Request -
Each entry must be given again exactly; images do not belong in the copy.

Recorded data:
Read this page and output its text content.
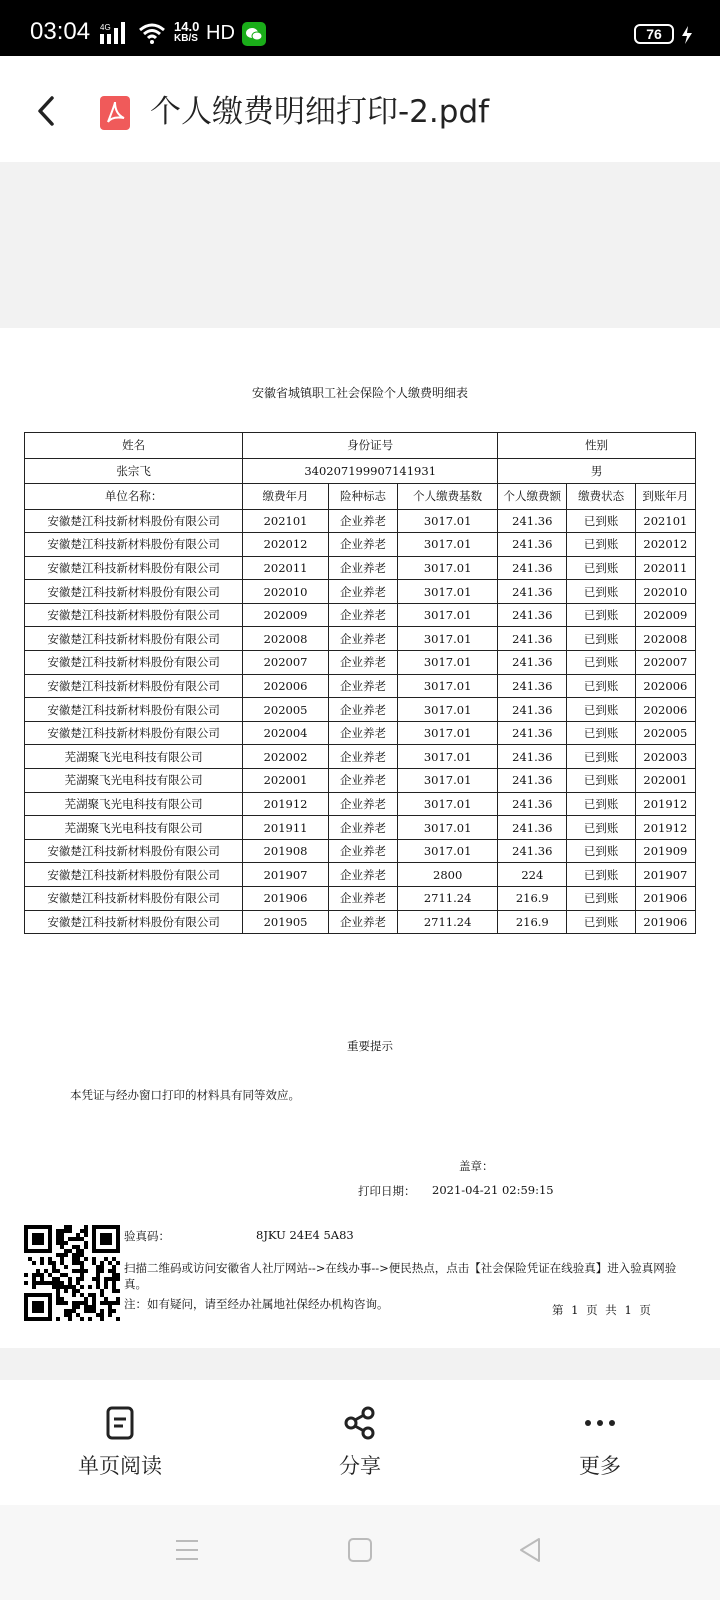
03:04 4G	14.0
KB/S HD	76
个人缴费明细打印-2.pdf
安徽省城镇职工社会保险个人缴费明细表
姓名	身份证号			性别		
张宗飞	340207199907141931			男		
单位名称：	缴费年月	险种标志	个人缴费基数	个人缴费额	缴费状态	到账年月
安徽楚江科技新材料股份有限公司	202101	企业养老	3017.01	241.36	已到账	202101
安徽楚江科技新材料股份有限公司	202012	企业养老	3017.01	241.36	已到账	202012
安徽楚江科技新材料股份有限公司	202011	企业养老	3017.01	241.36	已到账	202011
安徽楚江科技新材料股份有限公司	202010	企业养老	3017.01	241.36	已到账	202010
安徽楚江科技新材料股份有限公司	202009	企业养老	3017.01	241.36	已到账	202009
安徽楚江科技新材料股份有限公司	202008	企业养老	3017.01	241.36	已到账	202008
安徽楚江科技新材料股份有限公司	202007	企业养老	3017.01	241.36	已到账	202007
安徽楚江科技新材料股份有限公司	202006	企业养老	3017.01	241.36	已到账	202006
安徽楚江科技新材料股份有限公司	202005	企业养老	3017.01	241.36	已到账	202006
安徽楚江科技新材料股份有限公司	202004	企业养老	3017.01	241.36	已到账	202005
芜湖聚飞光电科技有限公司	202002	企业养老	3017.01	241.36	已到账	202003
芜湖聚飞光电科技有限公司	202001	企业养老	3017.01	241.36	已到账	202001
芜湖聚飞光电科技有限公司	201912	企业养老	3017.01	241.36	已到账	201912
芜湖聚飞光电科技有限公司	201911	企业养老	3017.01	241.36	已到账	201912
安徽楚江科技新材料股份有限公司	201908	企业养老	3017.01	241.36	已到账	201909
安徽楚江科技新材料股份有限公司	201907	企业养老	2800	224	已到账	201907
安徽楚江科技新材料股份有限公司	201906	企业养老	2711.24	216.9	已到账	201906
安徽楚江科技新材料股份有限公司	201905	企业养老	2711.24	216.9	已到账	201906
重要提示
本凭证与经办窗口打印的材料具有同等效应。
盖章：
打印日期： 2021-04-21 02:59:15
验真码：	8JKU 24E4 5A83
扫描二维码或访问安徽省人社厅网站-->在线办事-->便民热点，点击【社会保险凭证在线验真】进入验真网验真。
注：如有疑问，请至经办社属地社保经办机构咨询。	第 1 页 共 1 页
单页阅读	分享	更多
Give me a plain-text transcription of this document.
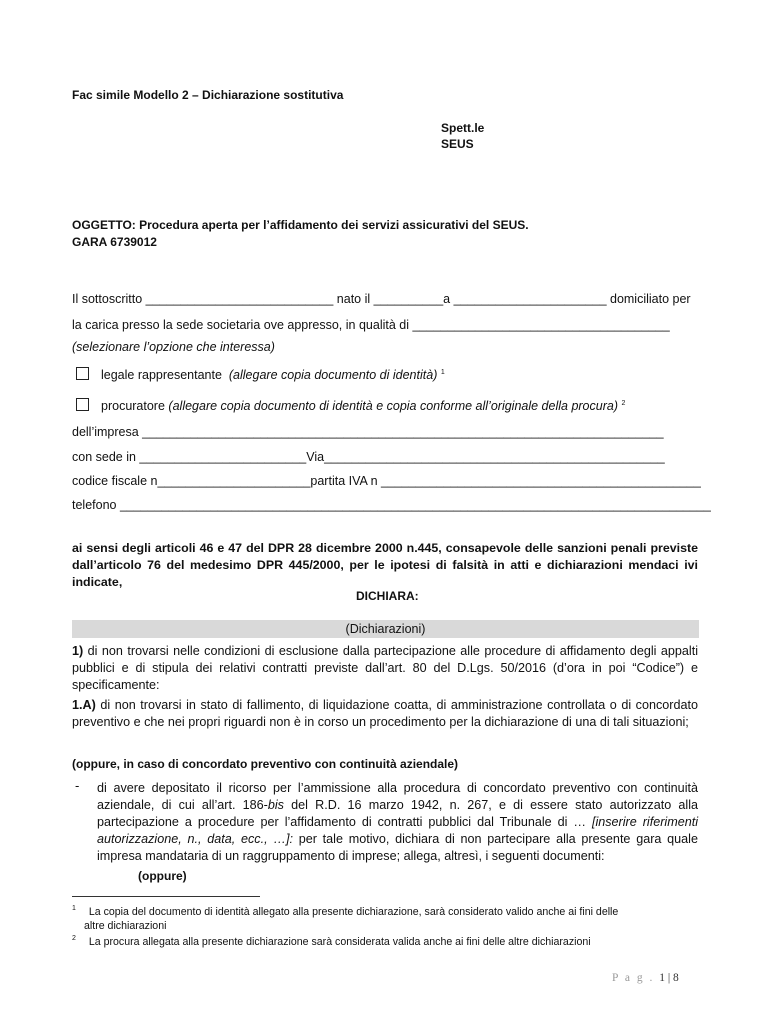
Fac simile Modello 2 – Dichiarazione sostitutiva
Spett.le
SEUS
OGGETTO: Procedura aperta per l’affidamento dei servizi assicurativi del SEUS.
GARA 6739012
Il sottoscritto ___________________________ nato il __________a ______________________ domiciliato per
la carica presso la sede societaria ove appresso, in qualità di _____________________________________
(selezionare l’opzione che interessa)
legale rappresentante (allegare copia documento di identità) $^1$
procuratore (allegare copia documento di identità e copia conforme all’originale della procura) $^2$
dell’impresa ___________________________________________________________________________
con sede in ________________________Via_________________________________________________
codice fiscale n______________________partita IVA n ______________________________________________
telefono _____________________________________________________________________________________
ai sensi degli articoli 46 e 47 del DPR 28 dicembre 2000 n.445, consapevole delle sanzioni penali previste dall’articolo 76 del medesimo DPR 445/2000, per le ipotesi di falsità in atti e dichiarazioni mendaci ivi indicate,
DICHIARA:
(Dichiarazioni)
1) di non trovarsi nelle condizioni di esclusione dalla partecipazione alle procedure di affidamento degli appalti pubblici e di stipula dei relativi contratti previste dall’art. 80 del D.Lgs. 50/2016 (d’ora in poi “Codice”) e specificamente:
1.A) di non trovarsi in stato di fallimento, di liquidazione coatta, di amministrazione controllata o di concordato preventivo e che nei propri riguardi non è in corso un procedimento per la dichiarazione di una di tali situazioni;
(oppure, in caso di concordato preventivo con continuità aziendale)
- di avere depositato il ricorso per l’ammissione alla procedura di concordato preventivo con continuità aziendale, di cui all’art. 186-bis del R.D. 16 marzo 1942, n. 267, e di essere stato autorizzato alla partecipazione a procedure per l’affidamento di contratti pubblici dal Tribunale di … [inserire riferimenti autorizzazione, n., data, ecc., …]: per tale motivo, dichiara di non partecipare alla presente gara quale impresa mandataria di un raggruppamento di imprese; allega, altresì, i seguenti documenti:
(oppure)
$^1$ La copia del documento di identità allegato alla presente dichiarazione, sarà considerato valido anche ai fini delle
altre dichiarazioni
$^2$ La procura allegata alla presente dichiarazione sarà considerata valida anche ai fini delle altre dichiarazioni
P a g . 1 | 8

Answer to this exercise -
Read this page and output its text content.
03:04 4G	14.0
KB/S HD	76
个人缴费明细打印-2.pdf
安徽省城镇职工社会保险个人缴费明细表
姓名	身份证号			性别		
张宗飞	340207199907141931			男		
单位名称：	缴费年月	险种标志	个人缴费基数	个人缴费额	缴费状态	到账年月
安徽楚江科技新材料股份有限公司	202101	企业养老	3017.01	241.36	已到账	202101
安徽楚江科技新材料股份有限公司	202012	企业养老	3017.01	241.36	已到账	202012
安徽楚江科技新材料股份有限公司	202011	企业养老	3017.01	241.36	已到账	202011
安徽楚江科技新材料股份有限公司	202010	企业养老	3017.01	241.36	已到账	202010
安徽楚江科技新材料股份有限公司	202009	企业养老	3017.01	241.36	已到账	202009
安徽楚江科技新材料股份有限公司	202008	企业养老	3017.01	241.36	已到账	202008
安徽楚江科技新材料股份有限公司	202007	企业养老	3017.01	241.36	已到账	202007
安徽楚江科技新材料股份有限公司	202006	企业养老	3017.01	241.36	已到账	202006
安徽楚江科技新材料股份有限公司	202005	企业养老	3017.01	241.36	已到账	202006
安徽楚江科技新材料股份有限公司	202004	企业养老	3017.01	241.36	已到账	202005
芜湖聚飞光电科技有限公司	202002	企业养老	3017.01	241.36	已到账	202003
芜湖聚飞光电科技有限公司	202001	企业养老	3017.01	241.36	已到账	202001
芜湖聚飞光电科技有限公司	201912	企业养老	3017.01	241.36	已到账	201912
芜湖聚飞光电科技有限公司	201911	企业养老	3017.01	241.36	已到账	201912
安徽楚江科技新材料股份有限公司	201908	企业养老	3017.01	241.36	已到账	201909
安徽楚江科技新材料股份有限公司	201907	企业养老	2800	224	已到账	201907
安徽楚江科技新材料股份有限公司	201906	企业养老	2711.24	216.9	已到账	201906
安徽楚江科技新材料股份有限公司	201905	企业养老	2711.24	216.9	已到账	201906
重要提示
本凭证与经办窗口打印的材料具有同等效应。
盖章：
打印日期： 2021-04-21 02:59:15
验真码：	8JKU 24E4 5A83
扫描二维码或访问安徽省人社厅网站-->在线办事-->便民热点，点击【社会保险凭证在线验真】进入验真网验真。
注：如有疑问，请至经办社属地社保经办机构咨询。	第 1 页 共 1 页
单页阅读	分享	更多
Give me a plain-text transcription of this document.
Fac simile Modello 2 – Dichiarazione sostitutiva
Spett.le
SEUS
OGGETTO: Procedura aperta per l’affidamento dei servizi assicurativi del SEUS.
GARA 6739012
Il sottoscritto ___________________________ nato il __________a ______________________ domiciliato per
la carica presso la sede societaria ove appresso, in qualità di _____________________________________
(selezionare l’opzione che interessa)
legale rappresentante (allegare copia documento di identità) $^1$
procuratore (allegare copia documento di identità e copia conforme all’originale della procura) $^2$
dell’impresa ___________________________________________________________________________
con sede in ________________________Via_________________________________________________
codice fiscale n______________________partita IVA n ______________________________________________
telefono _____________________________________________________________________________________
ai sensi degli articoli 46 e 47 del DPR 28 dicembre 2000 n.445, consapevole delle sanzioni penali previste dall’articolo 76 del medesimo DPR 445/2000, per le ipotesi di falsità in atti e dichiarazioni mendaci ivi indicate,
DICHIARA:
(Dichiarazioni)
1) di non trovarsi nelle condizioni di esclusione dalla partecipazione alle procedure di affidamento degli appalti pubblici e di stipula dei relativi contratti previste dall’art. 80 del D.Lgs. 50/2016 (d’ora in poi “Codice”) e specificamente:
1.A) di non trovarsi in stato di fallimento, di liquidazione coatta, di amministrazione controllata o di concordato preventivo e che nei propri riguardi non è in corso un procedimento per la dichiarazione di una di tali situazioni;
(oppure, in caso di concordato preventivo con continuità aziendale)
- di avere depositato il ricorso per l’ammissione alla procedura di concordato preventivo con continuità aziendale, di cui all’art. 186-bis del R.D. 16 marzo 1942, n. 267, e di essere stato autorizzato alla partecipazione a procedure per l’affidamento di contratti pubblici dal Tribunale di … [inserire riferimenti autorizzazione, n., data, ecc., …]: per tale motivo, dichiara di non partecipare alla presente gara quale impresa mandataria di un raggruppamento di imprese; allega, altresì, i seguenti documenti:
(oppure)
$^1$ La copia del documento di identità allegato alla presente dichiarazione, sarà considerato valido anche ai fini delle
altre dichiarazioni
$^2$ La procura allegata alla presente dichiarazione sarà considerata valida anche ai fini delle altre dichiarazioni
P a g . 1 | 8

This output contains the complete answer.